* **PARTS OF THE EXERCISE**:
a – In the Clerks III review, what kind of heart attack did Smith have in 2018?
b – Pick up the Clerks III review after its last sentence and keep writing it.

Little did we know how much misery was in store for our pair of clerks.
Spoilers from here on out.
Where We Pick Up
Just like the first two films, Dante opens the Quick Stop, complete with gum in the padlock. The warm feelings you get from seeing this family setting are immediately doused with water when you see an obituary on the counter: Becky, Dante’s fiancĂ©e from Clerks II, died. Not only that, but she died in 2006, the year the film was released. What the hell? What about the happy ending we got at the end of II?
Well, there was an ending to that movie, but life went on. And life can throw you curveballs, something Smith himself knows all too well. Back in 2018, after the first of two shows, Smith experienced a heart attack, a widow-maker, the kind of heart attack only 20% of people survive. Smith survived and changed his life, his diet, and his vision of life. He’s living on borrowed time, he says, something that Randal comes around to as well as he survives a similar heart attack.
Unlike Smith (who had an established body of work by 2018), Randal laments what he’s made of his life. “You saved my life,” he tells Dante. “I just wish I had a life worth saving.” These two friends—hetero life mates—love each other (in a total hetero way) and Randal gets the idea to make a movie about the life of a clerk at a convenience store. Naturally, he centers the movie on himself, and he uses all of his experiences (i.e., the events of Clerks and Clerks II) as grist for his mill. Then, just like Smith did in real life, the process of making a movie commences.
Making the Movie Within the Movie
There are lots of in-jokes and familiar nods and winks back to earlier Clerks films and other Smith movies during the middle part of Clerks III. I probably missed a few but I got the gist of them all. They’re all fun Easter eggs for long-time fans.

* **DATASET EXTRACT**:
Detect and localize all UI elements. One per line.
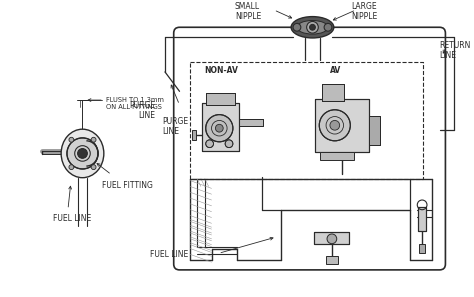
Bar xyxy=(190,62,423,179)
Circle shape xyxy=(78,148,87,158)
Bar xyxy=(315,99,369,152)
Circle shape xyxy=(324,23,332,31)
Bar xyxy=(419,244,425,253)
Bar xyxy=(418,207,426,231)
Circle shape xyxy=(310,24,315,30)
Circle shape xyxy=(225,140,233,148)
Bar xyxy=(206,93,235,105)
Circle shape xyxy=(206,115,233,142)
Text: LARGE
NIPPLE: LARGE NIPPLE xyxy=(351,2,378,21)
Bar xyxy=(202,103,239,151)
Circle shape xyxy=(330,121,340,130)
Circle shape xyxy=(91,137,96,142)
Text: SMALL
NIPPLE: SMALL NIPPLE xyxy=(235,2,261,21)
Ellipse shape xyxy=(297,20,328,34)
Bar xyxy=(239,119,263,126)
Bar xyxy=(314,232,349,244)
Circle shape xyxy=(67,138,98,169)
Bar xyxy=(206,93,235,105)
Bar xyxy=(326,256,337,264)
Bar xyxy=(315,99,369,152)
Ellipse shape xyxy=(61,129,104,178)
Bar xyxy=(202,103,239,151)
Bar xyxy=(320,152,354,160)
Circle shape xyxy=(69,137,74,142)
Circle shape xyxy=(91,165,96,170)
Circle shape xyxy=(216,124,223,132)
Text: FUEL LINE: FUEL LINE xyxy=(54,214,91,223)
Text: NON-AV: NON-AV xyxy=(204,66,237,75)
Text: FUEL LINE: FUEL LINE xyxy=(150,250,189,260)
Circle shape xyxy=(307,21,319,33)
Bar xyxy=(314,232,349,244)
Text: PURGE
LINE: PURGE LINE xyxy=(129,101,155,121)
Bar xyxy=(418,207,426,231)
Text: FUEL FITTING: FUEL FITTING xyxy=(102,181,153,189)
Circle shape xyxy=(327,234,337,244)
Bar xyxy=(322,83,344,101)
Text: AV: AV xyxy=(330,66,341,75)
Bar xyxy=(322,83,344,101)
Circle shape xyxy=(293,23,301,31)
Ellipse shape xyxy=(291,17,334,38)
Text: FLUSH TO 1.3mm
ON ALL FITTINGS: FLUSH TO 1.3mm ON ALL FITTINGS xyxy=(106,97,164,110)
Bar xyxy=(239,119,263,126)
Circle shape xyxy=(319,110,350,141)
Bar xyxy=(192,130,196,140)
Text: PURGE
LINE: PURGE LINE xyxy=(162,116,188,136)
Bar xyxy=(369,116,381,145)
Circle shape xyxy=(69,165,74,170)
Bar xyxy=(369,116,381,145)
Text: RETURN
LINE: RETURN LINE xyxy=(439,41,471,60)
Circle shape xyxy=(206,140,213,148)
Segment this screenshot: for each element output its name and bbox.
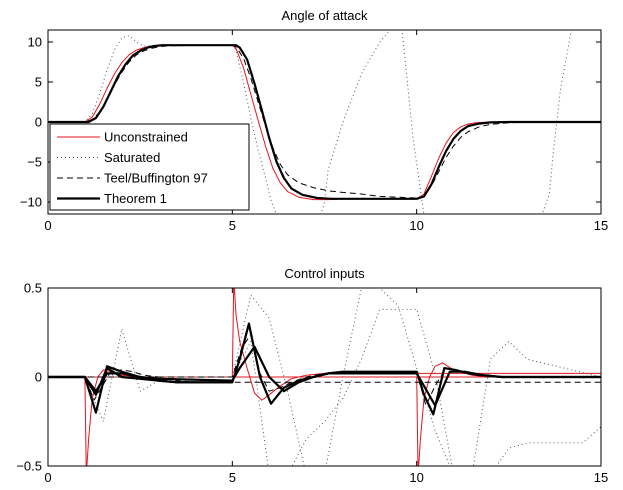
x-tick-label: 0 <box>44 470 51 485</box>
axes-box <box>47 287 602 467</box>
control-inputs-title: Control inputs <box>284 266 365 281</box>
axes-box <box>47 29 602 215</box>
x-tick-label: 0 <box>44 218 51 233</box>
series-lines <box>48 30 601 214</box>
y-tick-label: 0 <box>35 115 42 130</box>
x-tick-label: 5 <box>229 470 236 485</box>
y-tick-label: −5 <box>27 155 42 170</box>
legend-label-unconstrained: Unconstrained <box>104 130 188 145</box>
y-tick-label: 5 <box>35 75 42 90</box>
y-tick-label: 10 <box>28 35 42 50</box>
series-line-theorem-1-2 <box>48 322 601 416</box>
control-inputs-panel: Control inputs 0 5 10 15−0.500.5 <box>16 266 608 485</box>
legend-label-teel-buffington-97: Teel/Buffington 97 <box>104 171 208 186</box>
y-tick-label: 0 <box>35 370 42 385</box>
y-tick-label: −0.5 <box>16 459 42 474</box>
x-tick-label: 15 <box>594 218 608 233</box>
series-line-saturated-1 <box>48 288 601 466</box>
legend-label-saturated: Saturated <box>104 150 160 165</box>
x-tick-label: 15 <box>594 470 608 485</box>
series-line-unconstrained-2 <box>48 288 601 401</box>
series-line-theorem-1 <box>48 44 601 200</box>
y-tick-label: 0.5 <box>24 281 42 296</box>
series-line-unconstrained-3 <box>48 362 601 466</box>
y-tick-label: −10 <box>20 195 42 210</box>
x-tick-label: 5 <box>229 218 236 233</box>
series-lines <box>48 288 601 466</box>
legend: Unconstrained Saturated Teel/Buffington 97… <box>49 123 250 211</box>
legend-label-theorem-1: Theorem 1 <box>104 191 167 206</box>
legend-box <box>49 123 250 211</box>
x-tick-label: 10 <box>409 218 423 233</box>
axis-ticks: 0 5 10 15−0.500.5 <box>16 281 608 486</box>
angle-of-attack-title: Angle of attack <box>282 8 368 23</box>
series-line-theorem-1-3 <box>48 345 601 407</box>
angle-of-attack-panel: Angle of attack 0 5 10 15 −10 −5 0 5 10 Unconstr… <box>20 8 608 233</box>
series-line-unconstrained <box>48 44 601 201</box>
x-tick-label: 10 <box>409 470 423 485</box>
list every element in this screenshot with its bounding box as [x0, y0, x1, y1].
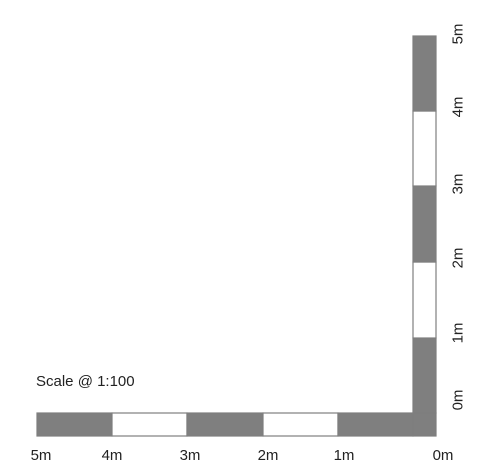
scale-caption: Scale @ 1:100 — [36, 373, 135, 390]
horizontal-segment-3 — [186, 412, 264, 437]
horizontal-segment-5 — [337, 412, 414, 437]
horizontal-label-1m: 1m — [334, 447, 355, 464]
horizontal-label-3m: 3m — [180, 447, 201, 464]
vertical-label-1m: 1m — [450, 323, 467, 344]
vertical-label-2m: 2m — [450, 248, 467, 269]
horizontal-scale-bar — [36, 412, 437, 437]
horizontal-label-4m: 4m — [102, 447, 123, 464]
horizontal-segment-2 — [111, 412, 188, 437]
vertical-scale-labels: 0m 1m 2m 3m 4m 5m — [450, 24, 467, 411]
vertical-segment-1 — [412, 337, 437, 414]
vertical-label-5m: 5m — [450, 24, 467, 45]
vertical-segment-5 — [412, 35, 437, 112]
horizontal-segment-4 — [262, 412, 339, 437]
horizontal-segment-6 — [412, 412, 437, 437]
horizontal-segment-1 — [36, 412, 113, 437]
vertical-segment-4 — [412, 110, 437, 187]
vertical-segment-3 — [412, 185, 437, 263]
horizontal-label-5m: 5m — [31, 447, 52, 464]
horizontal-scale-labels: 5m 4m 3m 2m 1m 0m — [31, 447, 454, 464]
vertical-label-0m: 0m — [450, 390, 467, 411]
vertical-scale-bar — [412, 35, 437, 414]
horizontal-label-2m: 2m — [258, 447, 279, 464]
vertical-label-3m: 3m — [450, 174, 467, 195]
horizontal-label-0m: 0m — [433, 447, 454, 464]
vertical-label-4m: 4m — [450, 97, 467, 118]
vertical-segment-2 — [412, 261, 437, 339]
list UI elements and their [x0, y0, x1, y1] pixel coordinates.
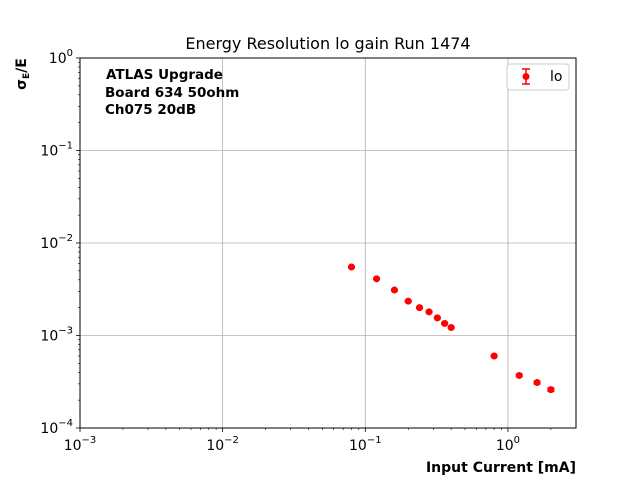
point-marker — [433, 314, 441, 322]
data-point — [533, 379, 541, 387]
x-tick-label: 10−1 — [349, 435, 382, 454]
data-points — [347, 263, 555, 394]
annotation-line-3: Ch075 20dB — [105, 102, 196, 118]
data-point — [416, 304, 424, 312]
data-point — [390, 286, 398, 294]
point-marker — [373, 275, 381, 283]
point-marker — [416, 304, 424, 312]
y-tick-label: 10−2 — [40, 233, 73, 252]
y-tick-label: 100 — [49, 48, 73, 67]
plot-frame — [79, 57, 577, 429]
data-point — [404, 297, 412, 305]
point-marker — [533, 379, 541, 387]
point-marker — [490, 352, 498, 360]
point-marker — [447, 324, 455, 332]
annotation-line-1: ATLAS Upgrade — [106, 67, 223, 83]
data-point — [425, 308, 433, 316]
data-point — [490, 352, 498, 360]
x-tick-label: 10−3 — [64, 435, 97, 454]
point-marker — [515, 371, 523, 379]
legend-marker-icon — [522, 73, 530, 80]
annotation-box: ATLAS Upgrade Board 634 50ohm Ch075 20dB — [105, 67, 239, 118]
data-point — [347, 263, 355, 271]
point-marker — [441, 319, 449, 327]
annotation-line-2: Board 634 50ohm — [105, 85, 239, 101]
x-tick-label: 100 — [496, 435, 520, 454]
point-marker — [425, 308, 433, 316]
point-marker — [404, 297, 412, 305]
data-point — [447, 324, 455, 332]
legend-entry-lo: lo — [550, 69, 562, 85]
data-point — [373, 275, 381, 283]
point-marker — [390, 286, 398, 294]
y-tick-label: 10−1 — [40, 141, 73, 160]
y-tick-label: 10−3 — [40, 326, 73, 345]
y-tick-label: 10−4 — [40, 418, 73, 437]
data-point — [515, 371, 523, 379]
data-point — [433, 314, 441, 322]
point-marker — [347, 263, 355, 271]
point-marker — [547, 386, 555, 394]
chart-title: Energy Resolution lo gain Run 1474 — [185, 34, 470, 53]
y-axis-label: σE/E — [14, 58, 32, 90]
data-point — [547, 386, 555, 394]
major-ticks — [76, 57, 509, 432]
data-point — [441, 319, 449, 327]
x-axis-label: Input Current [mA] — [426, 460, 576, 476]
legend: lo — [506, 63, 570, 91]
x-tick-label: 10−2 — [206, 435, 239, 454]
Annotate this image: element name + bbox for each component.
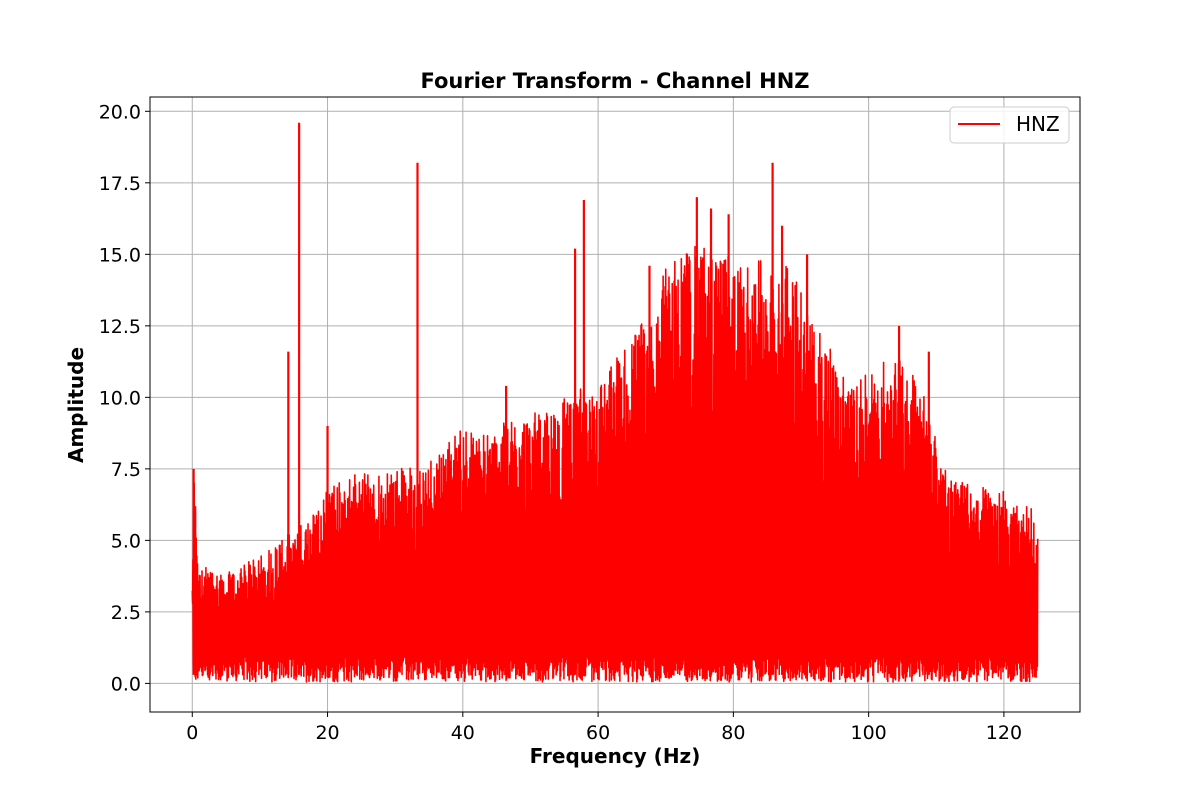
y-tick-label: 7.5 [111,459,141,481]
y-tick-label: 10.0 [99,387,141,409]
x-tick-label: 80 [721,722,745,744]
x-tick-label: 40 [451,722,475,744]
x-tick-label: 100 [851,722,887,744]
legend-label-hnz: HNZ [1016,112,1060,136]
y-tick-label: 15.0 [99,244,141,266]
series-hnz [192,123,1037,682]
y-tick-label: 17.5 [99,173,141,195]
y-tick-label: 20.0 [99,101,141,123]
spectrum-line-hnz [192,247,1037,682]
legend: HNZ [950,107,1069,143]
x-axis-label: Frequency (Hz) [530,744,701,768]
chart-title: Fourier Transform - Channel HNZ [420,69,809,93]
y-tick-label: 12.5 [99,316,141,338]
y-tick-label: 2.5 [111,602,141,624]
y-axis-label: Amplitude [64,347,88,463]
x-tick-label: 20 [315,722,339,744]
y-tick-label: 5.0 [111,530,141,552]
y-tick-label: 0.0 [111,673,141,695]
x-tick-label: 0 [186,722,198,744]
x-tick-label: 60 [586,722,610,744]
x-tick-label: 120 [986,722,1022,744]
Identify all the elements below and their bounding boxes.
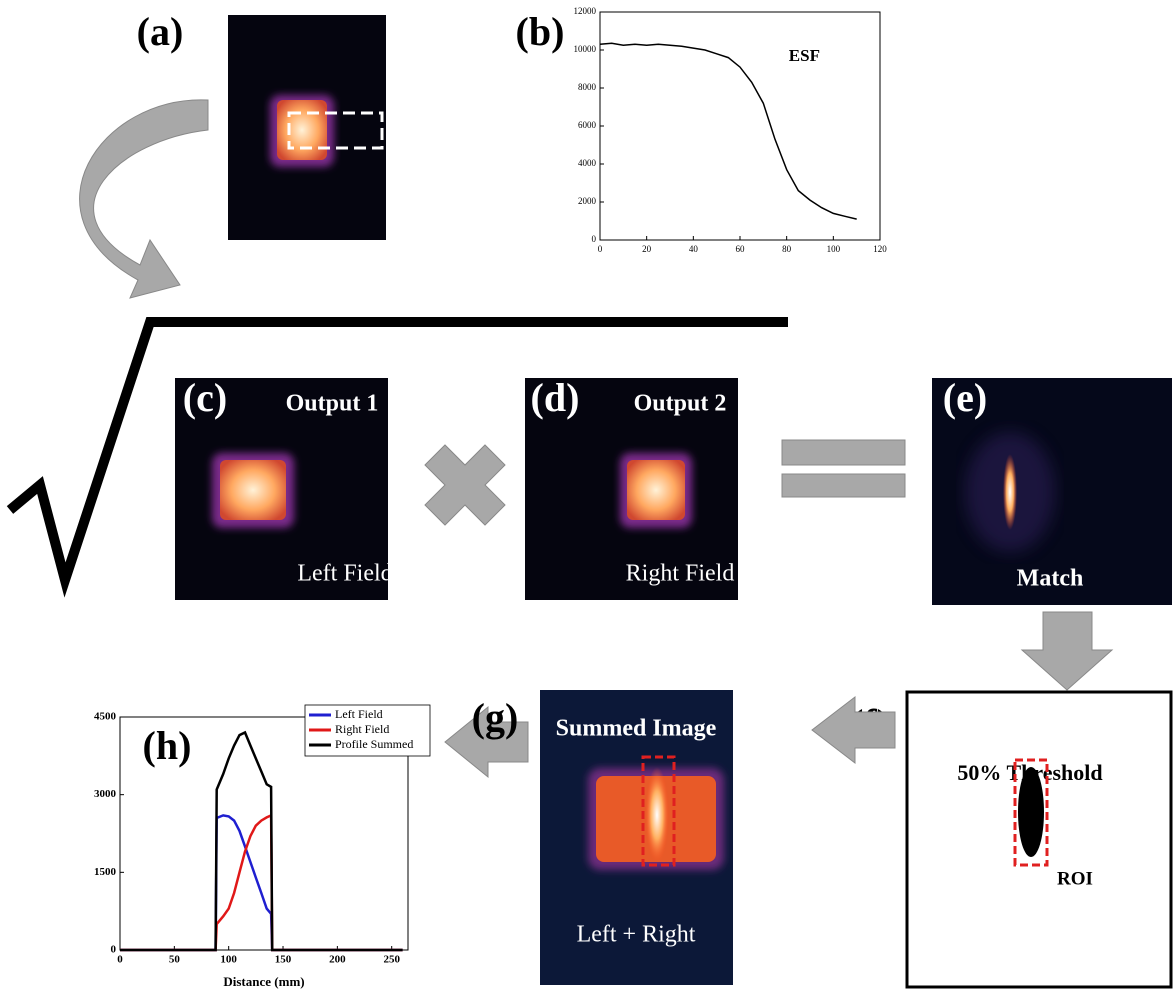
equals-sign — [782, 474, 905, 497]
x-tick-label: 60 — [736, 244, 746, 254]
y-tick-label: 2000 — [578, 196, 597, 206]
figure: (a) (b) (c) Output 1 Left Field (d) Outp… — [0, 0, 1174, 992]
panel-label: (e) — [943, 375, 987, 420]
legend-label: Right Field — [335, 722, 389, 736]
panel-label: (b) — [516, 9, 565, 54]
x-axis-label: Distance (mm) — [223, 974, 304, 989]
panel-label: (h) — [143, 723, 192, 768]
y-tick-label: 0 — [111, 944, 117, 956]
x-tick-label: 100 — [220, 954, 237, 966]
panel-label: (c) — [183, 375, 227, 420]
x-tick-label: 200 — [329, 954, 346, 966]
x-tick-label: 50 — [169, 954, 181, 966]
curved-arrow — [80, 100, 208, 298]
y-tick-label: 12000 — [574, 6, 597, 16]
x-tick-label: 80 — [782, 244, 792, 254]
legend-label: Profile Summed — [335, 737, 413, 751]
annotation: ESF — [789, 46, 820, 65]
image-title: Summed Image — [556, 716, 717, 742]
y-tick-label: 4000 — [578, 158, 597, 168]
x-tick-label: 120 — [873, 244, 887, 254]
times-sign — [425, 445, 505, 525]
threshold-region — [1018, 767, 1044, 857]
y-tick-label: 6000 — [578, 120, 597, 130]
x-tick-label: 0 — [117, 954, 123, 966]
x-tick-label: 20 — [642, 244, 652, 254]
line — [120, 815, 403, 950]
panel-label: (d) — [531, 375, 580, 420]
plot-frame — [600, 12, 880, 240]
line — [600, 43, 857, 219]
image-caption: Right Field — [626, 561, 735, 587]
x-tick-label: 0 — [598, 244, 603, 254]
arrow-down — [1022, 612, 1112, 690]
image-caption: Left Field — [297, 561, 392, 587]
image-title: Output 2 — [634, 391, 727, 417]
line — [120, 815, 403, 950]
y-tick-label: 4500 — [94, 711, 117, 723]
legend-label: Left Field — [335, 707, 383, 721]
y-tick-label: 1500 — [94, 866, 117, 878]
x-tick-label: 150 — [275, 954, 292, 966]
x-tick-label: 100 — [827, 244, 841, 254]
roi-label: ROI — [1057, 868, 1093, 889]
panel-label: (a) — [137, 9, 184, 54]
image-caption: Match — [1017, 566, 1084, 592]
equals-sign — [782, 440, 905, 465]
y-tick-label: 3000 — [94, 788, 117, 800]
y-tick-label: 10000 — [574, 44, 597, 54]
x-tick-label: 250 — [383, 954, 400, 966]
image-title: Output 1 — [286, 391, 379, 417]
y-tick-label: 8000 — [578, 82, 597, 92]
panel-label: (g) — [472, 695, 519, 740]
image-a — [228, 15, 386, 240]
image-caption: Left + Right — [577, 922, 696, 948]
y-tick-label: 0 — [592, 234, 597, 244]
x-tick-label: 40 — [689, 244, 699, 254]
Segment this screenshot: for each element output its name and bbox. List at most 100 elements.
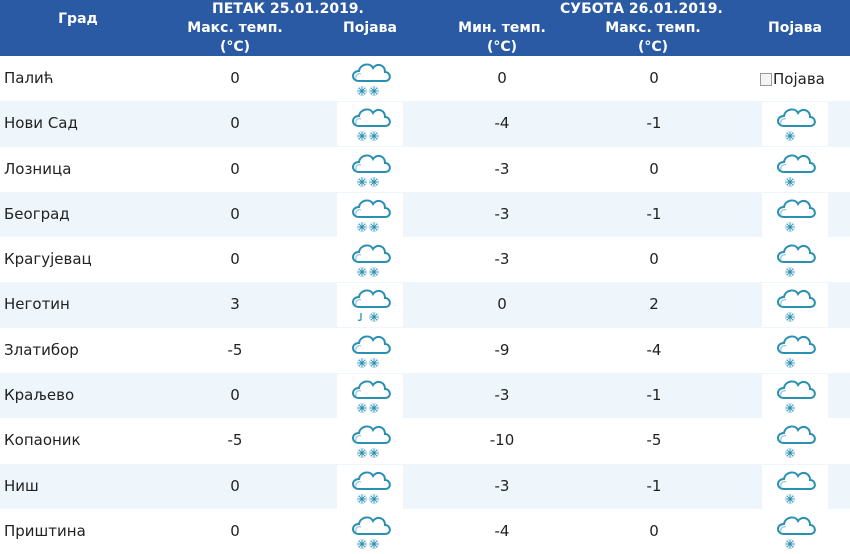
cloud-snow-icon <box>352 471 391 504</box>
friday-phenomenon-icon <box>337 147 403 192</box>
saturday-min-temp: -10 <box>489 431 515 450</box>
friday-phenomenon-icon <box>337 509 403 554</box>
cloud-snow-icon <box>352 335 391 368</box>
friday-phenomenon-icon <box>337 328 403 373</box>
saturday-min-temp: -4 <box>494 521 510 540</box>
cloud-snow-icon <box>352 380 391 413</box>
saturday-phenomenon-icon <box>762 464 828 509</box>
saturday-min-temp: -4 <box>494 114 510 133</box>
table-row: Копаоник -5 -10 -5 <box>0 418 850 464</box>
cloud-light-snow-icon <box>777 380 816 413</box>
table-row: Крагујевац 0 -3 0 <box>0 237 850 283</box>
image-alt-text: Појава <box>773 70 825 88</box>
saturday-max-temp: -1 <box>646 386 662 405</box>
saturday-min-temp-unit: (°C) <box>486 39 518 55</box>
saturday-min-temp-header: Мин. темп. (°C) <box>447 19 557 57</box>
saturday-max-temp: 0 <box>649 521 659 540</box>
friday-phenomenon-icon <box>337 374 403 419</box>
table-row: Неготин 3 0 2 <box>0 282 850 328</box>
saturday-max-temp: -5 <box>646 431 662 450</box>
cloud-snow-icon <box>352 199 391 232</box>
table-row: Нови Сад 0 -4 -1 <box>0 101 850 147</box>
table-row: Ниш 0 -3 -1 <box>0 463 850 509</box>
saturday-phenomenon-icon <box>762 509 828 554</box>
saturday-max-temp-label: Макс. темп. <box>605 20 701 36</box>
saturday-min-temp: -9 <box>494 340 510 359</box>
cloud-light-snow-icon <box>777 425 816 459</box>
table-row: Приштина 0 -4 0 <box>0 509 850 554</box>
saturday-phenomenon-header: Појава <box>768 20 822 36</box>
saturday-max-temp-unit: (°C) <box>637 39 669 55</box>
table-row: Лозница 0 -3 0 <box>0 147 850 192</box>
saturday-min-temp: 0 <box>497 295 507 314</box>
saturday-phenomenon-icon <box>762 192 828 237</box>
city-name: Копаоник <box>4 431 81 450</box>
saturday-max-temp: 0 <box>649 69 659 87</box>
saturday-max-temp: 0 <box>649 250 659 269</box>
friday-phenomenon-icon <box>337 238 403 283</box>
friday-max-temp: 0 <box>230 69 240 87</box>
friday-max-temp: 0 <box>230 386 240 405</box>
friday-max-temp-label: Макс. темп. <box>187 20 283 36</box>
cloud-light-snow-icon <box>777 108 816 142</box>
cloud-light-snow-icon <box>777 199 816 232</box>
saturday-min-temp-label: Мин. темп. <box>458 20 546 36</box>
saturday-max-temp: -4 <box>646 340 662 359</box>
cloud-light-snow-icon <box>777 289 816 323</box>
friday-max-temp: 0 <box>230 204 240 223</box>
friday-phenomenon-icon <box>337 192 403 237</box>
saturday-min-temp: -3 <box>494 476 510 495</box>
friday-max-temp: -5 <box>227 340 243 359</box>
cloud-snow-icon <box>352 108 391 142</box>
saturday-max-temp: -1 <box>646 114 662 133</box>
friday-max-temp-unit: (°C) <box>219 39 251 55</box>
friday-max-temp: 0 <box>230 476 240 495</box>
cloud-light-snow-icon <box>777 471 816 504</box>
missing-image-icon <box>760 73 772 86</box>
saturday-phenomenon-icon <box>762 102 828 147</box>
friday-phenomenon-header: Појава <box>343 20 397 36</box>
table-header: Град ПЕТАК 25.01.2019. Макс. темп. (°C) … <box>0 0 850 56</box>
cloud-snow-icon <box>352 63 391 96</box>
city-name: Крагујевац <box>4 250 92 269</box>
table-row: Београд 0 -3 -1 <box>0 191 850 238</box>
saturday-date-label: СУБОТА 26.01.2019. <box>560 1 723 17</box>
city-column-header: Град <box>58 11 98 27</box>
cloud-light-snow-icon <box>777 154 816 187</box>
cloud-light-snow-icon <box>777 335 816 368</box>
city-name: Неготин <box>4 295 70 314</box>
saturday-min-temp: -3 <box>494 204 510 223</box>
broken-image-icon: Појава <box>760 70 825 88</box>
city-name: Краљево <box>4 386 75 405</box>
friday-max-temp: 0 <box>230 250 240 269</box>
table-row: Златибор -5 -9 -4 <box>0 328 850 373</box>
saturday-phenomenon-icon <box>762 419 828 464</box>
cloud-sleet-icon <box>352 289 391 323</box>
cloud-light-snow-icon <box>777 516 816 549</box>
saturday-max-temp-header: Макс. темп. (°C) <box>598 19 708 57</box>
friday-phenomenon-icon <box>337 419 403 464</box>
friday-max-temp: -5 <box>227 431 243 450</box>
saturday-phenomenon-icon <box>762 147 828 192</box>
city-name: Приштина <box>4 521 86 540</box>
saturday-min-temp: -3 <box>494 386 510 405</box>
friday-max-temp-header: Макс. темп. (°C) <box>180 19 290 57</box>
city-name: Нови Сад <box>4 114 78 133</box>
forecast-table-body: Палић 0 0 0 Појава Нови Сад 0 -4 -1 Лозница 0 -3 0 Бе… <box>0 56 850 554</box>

* **ANSWERS GIVEN**:
a – A widow-maker, the kind of heart attack only 20% of people survive.

b –
The Heart of the Story, Part 1: Dante and Becky
It’s one thing to see Becky’s obituary on the counter. It’s quite another when you see Dante heading through a graveyard and you know exactly what’s about to happen. But I guarantee you might not be prepared for the emotional reaction to the ‘talking to a tombstone’ scene, especially when Dante talks with Becky’s spirit. It is here we learn the true cause of Becky’s death: a drunk driver. Dante tells Becky he’s stuck, that he can’t go on in life, but she tries to redirect him. She tries to get him to understand that he’s still living, that he still has a chance to do anything he wants. It is simultaneously heartbreaking and inspirational, and Brian O’Hallaran does some great acting here, the kind of acting that comes from living with a character for nearly thirty years. Sure, it’s only been three movies, but O’Hallaran is pretty much synonymous with Dante for me and a lot of other people.
Dante and Becky have three total scenes together and you get banged over the head with one of Smith’s central themes: life throws you curve balls. You can let them knock you off course, but if you don’t reset, you will wallow in misery, despair, and melancholy. Up until the events of this movie, that’s where Dante’s been for sixteen years.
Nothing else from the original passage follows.